■ **Aim of the exercise**
Write out the material exactly, leaving every picture behind.

■ **Dataset extract**
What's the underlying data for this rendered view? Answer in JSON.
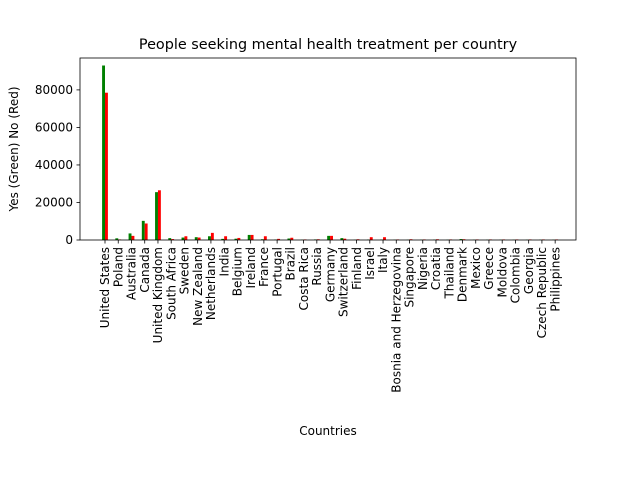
{
  "chart_data": {
    "type": "bar",
    "title": "People seeking mental health treatment per country",
    "xlabel": "Countries",
    "ylabel": "Yes (Green) No (Red)",
    "ylim": [
      0,
      97000
    ],
    "yticks": [
      0,
      20000,
      40000,
      60000,
      80000
    ],
    "grid": false,
    "categories": [
      "United States",
      "Poland",
      "Australia",
      "Canada",
      "United Kingdom",
      "South Africa",
      "Sweden",
      "New Zealand",
      "Netherlands",
      "India",
      "Belgium",
      "Ireland",
      "France",
      "Portugal",
      "Brazil",
      "Costa Rica",
      "Russia",
      "Germany",
      "Switzerland",
      "Finland",
      "Israel",
      "Italy",
      "Bosnia and Herzegovina",
      "Singapore",
      "Nigeria",
      "Croatia",
      "Thailand",
      "Denmark",
      "Mexico",
      "Greece",
      "Moldova",
      "Colombia",
      "Georgia",
      "Czech Republic",
      "Philippines"
    ],
    "series": [
      {
        "name": "Yes",
        "color": "#008000",
        "values": [
          93000,
          900,
          3500,
          10200,
          25500,
          1000,
          1300,
          1500,
          2000,
          600,
          700,
          2700,
          400,
          250,
          800,
          150,
          300,
          2200,
          1000,
          150,
          250,
          250,
          150,
          150,
          150,
          200,
          150,
          500,
          150,
          150,
          150,
          150,
          150,
          150,
          150
        ]
      },
      {
        "name": "No",
        "color": "#ff0000",
        "values": [
          78500,
          300,
          2200,
          8800,
          26500,
          500,
          2000,
          1300,
          3800,
          2000,
          1100,
          2700,
          2000,
          600,
          1200,
          300,
          400,
          2200,
          700,
          400,
          1500,
          1500,
          300,
          400,
          300,
          400,
          300,
          400,
          300,
          300,
          300,
          300,
          300,
          300,
          300
        ]
      }
    ]
  }
}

■ **Exercise result**
What's the underlying data for this rendered view? Answer in JSON.
{
  "chart_data": {
    "type": "bar",
    "title": "People seeking mental health treatment per country",
    "xlabel": "Countries",
    "ylabel": "Yes (Green) No (Red)",
    "ylim": [
      0,
      97000
    ],
    "yticks": [
      0,
      20000,
      40000,
      60000,
      80000
    ],
    "grid": false,
    "categories": [
      "United States",
      "Poland",
      "Australia",
      "Canada",
      "United Kingdom",
      "South Africa",
      "Sweden",
      "New Zealand",
      "Netherlands",
      "India",
      "Belgium",
      "Ireland",
      "France",
      "Portugal",
      "Brazil",
      "Costa Rica",
      "Russia",
      "Germany",
      "Switzerland",
      "Finland",
      "Israel",
      "Italy",
      "Bosnia and Herzegovina",
      "Singapore",
      "Nigeria",
      "Croatia",
      "Thailand",
      "Denmark",
      "Mexico",
      "Greece",
      "Moldova",
      "Colombia",
      "Georgia",
      "Czech Republic",
      "Philippines"
    ],
    "series": [
      {
        "name": "Yes",
        "color": "#008000",
        "values": [
          93000,
          900,
          3500,
          10200,
          25500,
          1000,
          1300,
          1500,
          2000,
          600,
          700,
          2700,
          400,
          250,
          800,
          150,
          300,
          2200,
          1000,
          150,
          250,
          250,
          150,
          150,
          150,
          200,
          150,
          500,
          150,
          150,
          150,
          150,
          150,
          150,
          150
        ]
      },
      {
        "name": "No",
        "color": "#ff0000",
        "values": [
          78500,
          300,
          2200,
          8800,
          26500,
          500,
          2000,
          1300,
          3800,
          2000,
          1100,
          2700,
          2000,
          600,
          1200,
          300,
          400,
          2200,
          700,
          400,
          1500,
          1500,
          300,
          400,
          300,
          400,
          300,
          400,
          300,
          300,
          300,
          300,
          300,
          300,
          300
        ]
      }
    ]
  }
}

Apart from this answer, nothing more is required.